In the entries below, find the lines that contain the word "Quality" and copy them.

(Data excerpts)
□ □ □ □ □ □ □

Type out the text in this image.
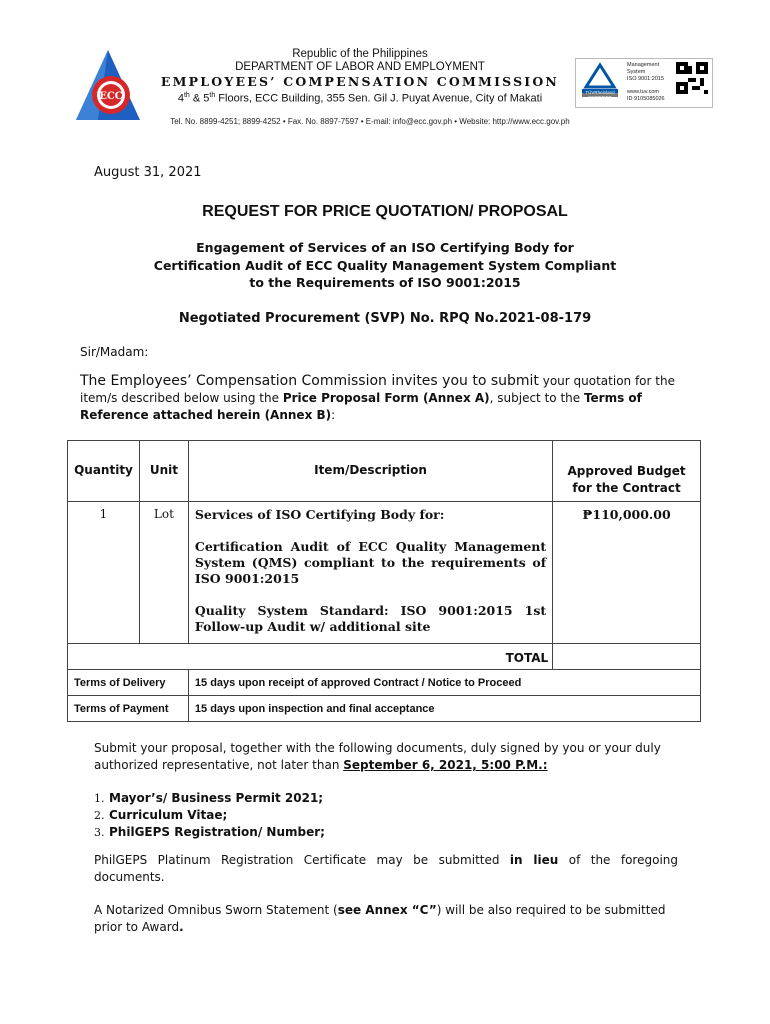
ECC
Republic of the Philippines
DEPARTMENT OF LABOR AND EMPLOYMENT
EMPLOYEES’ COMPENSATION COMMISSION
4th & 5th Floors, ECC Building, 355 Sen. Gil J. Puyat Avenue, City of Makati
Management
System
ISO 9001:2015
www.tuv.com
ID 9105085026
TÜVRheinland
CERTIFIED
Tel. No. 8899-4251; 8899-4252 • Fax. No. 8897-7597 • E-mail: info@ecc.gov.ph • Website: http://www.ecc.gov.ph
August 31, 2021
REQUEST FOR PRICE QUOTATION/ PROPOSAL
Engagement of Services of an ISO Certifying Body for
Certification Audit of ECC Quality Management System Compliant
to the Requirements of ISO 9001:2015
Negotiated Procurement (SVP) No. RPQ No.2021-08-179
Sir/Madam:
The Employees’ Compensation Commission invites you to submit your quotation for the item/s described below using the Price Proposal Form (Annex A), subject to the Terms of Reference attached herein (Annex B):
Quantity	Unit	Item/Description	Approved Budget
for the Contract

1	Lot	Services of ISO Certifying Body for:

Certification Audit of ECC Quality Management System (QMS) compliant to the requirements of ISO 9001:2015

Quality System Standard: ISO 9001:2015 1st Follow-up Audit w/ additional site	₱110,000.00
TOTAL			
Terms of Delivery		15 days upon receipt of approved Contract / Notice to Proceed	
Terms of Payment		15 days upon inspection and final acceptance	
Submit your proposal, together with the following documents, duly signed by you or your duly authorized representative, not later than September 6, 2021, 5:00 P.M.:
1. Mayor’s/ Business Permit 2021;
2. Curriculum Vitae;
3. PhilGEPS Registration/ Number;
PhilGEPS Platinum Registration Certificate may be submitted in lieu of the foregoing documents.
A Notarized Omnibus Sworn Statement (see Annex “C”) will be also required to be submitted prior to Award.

□ □ □ □ □ □ □

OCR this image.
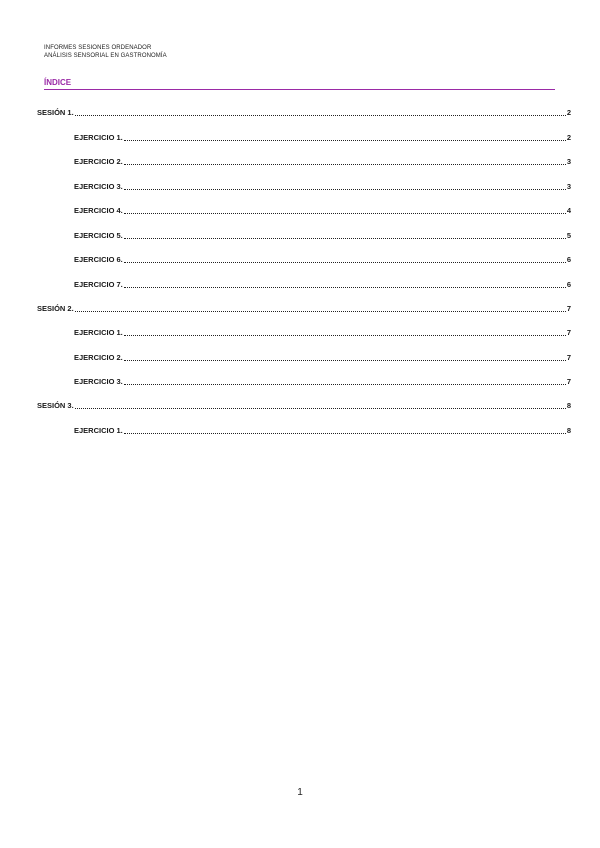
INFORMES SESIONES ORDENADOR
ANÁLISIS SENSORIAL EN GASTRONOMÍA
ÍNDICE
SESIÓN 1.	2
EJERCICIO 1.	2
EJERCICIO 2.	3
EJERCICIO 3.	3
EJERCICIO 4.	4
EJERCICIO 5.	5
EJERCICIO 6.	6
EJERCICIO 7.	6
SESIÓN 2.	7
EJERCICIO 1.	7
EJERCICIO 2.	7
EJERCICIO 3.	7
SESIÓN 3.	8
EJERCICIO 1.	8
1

□ □ □ □ □ □ □

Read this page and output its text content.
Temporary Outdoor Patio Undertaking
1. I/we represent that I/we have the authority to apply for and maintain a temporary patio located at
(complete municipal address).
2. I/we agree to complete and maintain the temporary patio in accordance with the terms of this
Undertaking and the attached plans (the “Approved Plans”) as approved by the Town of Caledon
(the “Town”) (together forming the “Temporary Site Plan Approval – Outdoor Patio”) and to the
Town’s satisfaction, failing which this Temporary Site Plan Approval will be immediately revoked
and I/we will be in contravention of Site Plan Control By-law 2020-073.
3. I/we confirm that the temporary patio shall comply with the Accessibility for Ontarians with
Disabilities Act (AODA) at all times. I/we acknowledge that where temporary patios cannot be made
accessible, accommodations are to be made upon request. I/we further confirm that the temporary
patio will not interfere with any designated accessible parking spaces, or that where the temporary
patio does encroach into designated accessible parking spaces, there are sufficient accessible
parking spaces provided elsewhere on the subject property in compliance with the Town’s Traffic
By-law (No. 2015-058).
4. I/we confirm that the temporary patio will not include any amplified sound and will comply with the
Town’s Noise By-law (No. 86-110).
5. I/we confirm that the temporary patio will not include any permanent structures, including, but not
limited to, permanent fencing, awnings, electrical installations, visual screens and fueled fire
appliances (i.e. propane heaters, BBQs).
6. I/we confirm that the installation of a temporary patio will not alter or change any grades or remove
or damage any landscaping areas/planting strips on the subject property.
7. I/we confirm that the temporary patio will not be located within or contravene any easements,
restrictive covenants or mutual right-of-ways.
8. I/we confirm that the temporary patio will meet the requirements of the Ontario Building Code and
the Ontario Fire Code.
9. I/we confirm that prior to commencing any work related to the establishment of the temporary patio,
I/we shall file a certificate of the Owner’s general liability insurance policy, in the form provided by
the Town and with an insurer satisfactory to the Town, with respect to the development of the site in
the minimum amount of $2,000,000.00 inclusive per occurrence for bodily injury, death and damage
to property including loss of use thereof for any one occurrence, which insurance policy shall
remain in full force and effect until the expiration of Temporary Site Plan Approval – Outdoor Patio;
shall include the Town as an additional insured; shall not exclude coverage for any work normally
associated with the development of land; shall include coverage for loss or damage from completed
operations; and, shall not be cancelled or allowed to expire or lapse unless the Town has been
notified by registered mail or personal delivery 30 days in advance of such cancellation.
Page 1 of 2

□ □ □ □ □ □ □

_Result of the task:_
Certification Audit of ECC Quality Management System Compliant
Certification Audit of ECC Quality Management System (QMS) compliant to the requirements of ISO 9001:2015
Quality System Standard: ISO 9001:2015 1st Follow-up Audit w/ additional site	₱110,000.00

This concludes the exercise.